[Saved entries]
* * *

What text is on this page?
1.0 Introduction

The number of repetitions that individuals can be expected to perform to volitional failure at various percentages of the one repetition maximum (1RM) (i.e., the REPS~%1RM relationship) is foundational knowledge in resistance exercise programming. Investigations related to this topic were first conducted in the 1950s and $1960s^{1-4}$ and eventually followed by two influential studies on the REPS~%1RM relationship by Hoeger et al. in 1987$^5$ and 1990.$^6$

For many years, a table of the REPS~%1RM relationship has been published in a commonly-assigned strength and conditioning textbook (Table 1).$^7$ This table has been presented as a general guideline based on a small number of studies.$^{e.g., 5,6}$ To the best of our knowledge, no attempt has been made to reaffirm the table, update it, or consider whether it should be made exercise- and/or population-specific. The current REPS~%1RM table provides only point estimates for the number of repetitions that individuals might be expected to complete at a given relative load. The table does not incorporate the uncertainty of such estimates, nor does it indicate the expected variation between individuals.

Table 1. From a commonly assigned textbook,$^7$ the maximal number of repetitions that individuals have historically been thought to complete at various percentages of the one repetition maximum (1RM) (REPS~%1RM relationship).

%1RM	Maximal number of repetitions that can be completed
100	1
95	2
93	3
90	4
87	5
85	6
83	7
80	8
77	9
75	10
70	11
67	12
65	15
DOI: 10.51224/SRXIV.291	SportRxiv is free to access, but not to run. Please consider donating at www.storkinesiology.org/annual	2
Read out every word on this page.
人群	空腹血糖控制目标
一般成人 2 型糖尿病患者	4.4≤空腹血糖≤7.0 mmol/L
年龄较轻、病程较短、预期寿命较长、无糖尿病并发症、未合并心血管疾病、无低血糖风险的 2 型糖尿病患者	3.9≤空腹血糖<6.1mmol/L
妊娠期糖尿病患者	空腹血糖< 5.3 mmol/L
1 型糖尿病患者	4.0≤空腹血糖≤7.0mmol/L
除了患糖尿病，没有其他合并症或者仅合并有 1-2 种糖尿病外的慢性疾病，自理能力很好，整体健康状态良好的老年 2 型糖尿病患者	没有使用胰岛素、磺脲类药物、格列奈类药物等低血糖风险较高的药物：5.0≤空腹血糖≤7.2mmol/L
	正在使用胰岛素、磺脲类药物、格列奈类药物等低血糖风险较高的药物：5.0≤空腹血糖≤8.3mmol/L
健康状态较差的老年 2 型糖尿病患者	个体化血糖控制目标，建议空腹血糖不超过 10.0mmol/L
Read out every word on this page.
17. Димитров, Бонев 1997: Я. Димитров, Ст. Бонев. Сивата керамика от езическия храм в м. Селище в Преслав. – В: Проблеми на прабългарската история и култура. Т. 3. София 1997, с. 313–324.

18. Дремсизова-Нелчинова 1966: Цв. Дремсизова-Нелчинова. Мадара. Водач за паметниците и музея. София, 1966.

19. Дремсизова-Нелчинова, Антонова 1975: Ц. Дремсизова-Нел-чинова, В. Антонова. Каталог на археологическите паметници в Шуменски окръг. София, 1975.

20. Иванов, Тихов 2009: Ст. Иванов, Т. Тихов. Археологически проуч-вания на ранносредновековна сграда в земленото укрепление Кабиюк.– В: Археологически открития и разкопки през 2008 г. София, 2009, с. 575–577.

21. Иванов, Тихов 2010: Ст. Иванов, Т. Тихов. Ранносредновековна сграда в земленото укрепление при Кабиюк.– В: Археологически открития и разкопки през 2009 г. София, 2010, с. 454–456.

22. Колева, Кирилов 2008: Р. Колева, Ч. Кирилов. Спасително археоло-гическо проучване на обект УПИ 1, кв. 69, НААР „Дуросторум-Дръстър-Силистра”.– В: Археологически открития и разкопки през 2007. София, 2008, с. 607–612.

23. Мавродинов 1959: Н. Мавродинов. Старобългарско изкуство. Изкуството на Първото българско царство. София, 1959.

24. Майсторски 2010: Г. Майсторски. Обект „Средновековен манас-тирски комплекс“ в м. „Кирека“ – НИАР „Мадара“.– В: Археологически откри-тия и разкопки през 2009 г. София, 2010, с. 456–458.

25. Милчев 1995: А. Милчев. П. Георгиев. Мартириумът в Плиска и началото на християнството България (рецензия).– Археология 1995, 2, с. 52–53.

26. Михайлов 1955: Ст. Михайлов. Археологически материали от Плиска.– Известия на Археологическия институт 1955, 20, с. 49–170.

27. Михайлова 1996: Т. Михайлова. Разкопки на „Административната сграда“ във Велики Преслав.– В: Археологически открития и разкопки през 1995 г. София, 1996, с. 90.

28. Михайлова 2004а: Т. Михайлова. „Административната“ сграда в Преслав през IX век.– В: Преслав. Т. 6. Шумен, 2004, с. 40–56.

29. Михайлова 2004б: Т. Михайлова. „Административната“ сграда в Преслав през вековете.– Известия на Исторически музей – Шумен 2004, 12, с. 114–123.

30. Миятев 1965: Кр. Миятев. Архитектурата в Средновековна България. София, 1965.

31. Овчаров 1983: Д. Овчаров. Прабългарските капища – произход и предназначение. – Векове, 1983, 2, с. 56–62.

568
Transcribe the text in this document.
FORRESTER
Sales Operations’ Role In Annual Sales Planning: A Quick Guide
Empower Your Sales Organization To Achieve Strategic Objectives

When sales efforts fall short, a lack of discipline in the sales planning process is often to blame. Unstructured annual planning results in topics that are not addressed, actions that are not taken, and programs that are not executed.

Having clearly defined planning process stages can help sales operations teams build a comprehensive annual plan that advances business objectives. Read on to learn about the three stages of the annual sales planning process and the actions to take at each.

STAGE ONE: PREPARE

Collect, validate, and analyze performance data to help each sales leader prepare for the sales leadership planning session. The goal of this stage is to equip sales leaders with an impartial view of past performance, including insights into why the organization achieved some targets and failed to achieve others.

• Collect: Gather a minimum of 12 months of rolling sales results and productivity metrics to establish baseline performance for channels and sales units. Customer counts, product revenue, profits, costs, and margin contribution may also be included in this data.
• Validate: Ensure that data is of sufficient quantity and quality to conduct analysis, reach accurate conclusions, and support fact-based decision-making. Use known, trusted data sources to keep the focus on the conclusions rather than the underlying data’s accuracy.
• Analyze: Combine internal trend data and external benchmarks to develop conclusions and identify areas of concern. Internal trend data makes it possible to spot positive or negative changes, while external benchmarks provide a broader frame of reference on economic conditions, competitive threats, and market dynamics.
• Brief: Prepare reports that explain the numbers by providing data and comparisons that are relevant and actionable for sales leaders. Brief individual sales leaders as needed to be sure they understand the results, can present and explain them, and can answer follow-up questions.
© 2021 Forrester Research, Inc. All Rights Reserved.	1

* * *

**Exercise**. Write out the records above again, keeping each one identical to the original.

**Exercise response**.
What text is on this page?
1.0 Introduction

The number of repetitions that individuals can be expected to perform to volitional failure at various percentages of the one repetition maximum (1RM) (i.e., the REPS~%1RM relationship) is foundational knowledge in resistance exercise programming. Investigations related to this topic were first conducted in the 1950s and $1960s^{1-4}$ and eventually followed by two influential studies on the REPS~%1RM relationship by Hoeger et al. in 1987$^5$ and 1990.$^6$

For many years, a table of the REPS~%1RM relationship has been published in a commonly-assigned strength and conditioning textbook (Table 1).$^7$ This table has been presented as a general guideline based on a small number of studies.$^{e.g., 5,6}$ To the best of our knowledge, no attempt has been made to reaffirm the table, update it, or consider whether it should be made exercise- and/or population-specific. The current REPS~%1RM table provides only point estimates for the number of repetitions that individuals might be expected to complete at a given relative load. The table does not incorporate the uncertainty of such estimates, nor does it indicate the expected variation between individuals.

Table 1. From a commonly assigned textbook,$^7$ the maximal number of repetitions that individuals have historically been thought to complete at various percentages of the one repetition maximum (1RM) (REPS~%1RM relationship).

%1RM	Maximal number of repetitions that can be completed
100	1
95	2
93	3
90	4
87	5
85	6
83	7
80	8
77	9
75	10
70	11
67	12
65	15
DOI: 10.51224/SRXIV.291	SportRxiv is free to access, but not to run. Please consider donating at www.storkinesiology.org/annual	2
Read out every word on this page.
人群	空腹血糖控制目标
一般成人 2 型糖尿病患者	4.4≤空腹血糖≤7.0 mmol/L
年龄较轻、病程较短、预期寿命较长、无糖尿病并发症、未合并心血管疾病、无低血糖风险的 2 型糖尿病患者	3.9≤空腹血糖<6.1mmol/L
妊娠期糖尿病患者	空腹血糖< 5.3 mmol/L
1 型糖尿病患者	4.0≤空腹血糖≤7.0mmol/L
除了患糖尿病，没有其他合并症或者仅合并有 1-2 种糖尿病外的慢性疾病，自理能力很好，整体健康状态良好的老年 2 型糖尿病患者	没有使用胰岛素、磺脲类药物、格列奈类药物等低血糖风险较高的药物：5.0≤空腹血糖≤7.2mmol/L
	正在使用胰岛素、磺脲类药物、格列奈类药物等低血糖风险较高的药物：5.0≤空腹血糖≤8.3mmol/L
健康状态较差的老年 2 型糖尿病患者	个体化血糖控制目标，建议空腹血糖不超过 10.0mmol/L
Read out every word on this page.
17. Димитров, Бонев 1997: Я. Димитров, Ст. Бонев. Сивата керамика от езическия храм в м. Селище в Преслав. – В: Проблеми на прабългарската история и култура. Т. 3. София 1997, с. 313–324.

18. Дремсизова-Нелчинова 1966: Цв. Дремсизова-Нелчинова. Мадара. Водач за паметниците и музея. София, 1966.

19. Дремсизова-Нелчинова, Антонова 1975: Ц. Дремсизова-Нел-чинова, В. Антонова. Каталог на археологическите паметници в Шуменски окръг. София, 1975.

20. Иванов, Тихов 2009: Ст. Иванов, Т. Тихов. Археологически проуч-вания на ранносредновековна сграда в земленото укрепление Кабиюк.– В: Археологически открития и разкопки през 2008 г. София, 2009, с. 575–577.

21. Иванов, Тихов 2010: Ст. Иванов, Т. Тихов. Ранносредновековна сграда в земленото укрепление при Кабиюк.– В: Археологически открития и разкопки през 2009 г. София, 2010, с. 454–456.

22. Колева, Кирилов 2008: Р. Колева, Ч. Кирилов. Спасително археоло-гическо проучване на обект УПИ 1, кв. 69, НААР „Дуросторум-Дръстър-Силистра”.– В: Археологически открития и разкопки през 2007. София, 2008, с. 607–612.

23. Мавродинов 1959: Н. Мавродинов. Старобългарско изкуство. Изкуството на Първото българско царство. София, 1959.

24. Майсторски 2010: Г. Майсторски. Обект „Средновековен манас-тирски комплекс“ в м. „Кирека“ – НИАР „Мадара“.– В: Археологически откри-тия и разкопки през 2009 г. София, 2010, с. 456–458.

25. Милчев 1995: А. Милчев. П. Георгиев. Мартириумът в Плиска и началото на християнството България (рецензия).– Археология 1995, 2, с. 52–53.

26. Михайлов 1955: Ст. Михайлов. Археологически материали от Плиска.– Известия на Археологическия институт 1955, 20, с. 49–170.

27. Михайлова 1996: Т. Михайлова. Разкопки на „Административната сграда“ във Велики Преслав.– В: Археологически открития и разкопки през 1995 г. София, 1996, с. 90.

28. Михайлова 2004а: Т. Михайлова. „Административната“ сграда в Преслав през IX век.– В: Преслав. Т. 6. Шумен, 2004, с. 40–56.

29. Михайлова 2004б: Т. Михайлова. „Административната“ сграда в Преслав през вековете.– Известия на Исторически музей – Шумен 2004, 12, с. 114–123.

30. Миятев 1965: Кр. Миятев. Архитектурата в Средновековна България. София, 1965.

31. Овчаров 1983: Д. Овчаров. Прабългарските капища – произход и предназначение. – Векове, 1983, 2, с. 56–62.

568
Transcribe the text in this document.
FORRESTER
Sales Operations’ Role In Annual Sales Planning: A Quick Guide
Empower Your Sales Organization To Achieve Strategic Objectives

When sales efforts fall short, a lack of discipline in the sales planning process is often to blame. Unstructured annual planning results in topics that are not addressed, actions that are not taken, and programs that are not executed.

Having clearly defined planning process stages can help sales operations teams build a comprehensive annual plan that advances business objectives. Read on to learn about the three stages of the annual sales planning process and the actions to take at each.

STAGE ONE: PREPARE

Collect, validate, and analyze performance data to help each sales leader prepare for the sales leadership planning session. The goal of this stage is to equip sales leaders with an impartial view of past performance, including insights into why the organization achieved some targets and failed to achieve others.

• Collect: Gather a minimum of 12 months of rolling sales results and productivity metrics to establish baseline performance for channels and sales units. Customer counts, product revenue, profits, costs, and margin contribution may also be included in this data.
• Validate: Ensure that data is of sufficient quantity and quality to conduct analysis, reach accurate conclusions, and support fact-based decision-making. Use known, trusted data sources to keep the focus on the conclusions rather than the underlying data’s accuracy.
• Analyze: Combine internal trend data and external benchmarks to develop conclusions and identify areas of concern. Internal trend data makes it possible to spot positive or negative changes, while external benchmarks provide a broader frame of reference on economic conditions, competitive threats, and market dynamics.
• Brief: Prepare reports that explain the numbers by providing data and comparisons that are relevant and actionable for sales leaders. Brief individual sales leaders as needed to be sure they understand the results, can present and explain them, and can answer follow-up questions.
© 2021 Forrester Research, Inc. All Rights Reserved.	1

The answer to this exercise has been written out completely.